Your answer should be a single number: the count of lines containing the string "Entity".
## Begin Supplied records
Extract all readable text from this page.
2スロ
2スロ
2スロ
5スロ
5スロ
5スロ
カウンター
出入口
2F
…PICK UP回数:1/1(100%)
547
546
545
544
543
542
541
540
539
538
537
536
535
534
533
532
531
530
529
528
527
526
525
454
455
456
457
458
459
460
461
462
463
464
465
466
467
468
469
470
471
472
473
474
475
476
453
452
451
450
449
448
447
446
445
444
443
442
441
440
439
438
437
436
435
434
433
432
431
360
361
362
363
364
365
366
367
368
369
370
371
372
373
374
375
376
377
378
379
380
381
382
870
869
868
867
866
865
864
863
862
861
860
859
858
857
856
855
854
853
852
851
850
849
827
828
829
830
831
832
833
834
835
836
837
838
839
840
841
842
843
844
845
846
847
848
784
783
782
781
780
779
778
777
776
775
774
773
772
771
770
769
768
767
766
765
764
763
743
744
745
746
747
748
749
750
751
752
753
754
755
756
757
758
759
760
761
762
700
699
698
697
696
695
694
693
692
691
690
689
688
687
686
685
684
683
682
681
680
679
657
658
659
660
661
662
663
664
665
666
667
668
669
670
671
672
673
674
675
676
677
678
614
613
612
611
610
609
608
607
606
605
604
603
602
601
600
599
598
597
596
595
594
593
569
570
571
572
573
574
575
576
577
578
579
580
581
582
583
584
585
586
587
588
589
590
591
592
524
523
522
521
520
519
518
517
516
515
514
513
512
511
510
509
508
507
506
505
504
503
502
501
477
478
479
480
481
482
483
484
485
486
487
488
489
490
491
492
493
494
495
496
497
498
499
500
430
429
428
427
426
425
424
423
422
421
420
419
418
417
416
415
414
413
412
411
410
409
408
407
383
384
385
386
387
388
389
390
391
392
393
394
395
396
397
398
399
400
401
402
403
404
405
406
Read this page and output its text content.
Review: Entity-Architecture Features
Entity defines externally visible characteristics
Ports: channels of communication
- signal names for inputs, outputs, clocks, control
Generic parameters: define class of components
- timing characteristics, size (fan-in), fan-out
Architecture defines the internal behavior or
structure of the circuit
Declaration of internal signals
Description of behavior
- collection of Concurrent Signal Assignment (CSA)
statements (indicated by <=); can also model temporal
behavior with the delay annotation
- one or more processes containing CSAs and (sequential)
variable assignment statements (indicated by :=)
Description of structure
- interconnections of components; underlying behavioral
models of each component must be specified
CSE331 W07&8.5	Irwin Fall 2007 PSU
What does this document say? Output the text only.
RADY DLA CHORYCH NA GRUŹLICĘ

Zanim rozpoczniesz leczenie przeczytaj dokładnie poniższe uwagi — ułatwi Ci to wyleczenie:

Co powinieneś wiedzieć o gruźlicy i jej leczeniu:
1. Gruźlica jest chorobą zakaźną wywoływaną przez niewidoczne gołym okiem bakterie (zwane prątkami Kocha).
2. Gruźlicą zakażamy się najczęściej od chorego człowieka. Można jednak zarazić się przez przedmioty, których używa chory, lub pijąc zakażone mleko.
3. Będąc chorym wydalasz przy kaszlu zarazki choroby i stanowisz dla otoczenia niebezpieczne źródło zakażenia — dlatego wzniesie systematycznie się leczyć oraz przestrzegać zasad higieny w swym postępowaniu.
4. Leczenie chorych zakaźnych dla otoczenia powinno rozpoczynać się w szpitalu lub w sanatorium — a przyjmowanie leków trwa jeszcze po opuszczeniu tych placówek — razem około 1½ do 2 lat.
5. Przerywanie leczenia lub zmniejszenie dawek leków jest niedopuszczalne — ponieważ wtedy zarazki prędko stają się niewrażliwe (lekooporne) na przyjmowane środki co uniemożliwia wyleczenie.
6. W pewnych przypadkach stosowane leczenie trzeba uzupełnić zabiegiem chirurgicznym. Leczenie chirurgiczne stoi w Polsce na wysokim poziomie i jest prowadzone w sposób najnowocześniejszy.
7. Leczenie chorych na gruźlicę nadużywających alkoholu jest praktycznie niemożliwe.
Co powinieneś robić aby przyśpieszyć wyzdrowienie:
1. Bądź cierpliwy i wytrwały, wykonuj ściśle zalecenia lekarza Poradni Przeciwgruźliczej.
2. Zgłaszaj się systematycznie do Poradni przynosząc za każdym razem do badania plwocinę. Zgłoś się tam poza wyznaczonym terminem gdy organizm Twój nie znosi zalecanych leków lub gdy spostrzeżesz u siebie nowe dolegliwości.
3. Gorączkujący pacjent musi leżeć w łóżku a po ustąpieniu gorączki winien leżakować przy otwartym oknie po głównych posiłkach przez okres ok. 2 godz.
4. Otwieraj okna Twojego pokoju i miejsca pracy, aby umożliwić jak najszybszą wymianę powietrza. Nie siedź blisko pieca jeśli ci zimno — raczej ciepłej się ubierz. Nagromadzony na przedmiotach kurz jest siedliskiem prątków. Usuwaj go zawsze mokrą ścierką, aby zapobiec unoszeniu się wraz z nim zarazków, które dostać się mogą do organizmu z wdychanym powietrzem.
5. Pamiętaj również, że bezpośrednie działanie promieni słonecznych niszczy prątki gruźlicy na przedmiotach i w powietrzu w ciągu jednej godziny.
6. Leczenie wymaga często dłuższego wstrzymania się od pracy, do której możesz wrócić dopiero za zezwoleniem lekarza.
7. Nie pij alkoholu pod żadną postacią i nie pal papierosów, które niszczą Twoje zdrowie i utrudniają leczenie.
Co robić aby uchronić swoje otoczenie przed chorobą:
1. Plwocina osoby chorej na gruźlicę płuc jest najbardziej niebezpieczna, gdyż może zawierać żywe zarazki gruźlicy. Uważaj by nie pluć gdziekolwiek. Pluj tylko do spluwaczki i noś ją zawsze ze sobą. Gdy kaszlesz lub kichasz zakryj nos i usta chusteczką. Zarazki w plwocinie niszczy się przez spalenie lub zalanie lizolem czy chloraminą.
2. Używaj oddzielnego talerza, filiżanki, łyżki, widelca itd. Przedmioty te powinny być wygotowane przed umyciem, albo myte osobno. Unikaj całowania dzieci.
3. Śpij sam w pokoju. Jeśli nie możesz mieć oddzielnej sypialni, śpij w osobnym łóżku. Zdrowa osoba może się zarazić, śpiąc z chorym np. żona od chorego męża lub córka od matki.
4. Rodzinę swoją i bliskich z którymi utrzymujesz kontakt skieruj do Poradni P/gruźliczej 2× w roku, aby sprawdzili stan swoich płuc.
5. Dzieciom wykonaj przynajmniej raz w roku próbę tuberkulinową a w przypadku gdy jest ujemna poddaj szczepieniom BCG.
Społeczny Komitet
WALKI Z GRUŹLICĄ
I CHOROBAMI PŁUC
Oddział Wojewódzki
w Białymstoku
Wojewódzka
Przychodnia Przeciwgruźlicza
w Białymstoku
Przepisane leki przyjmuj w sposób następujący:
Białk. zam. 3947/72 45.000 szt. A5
## End Supplied records
_Worked solution_
2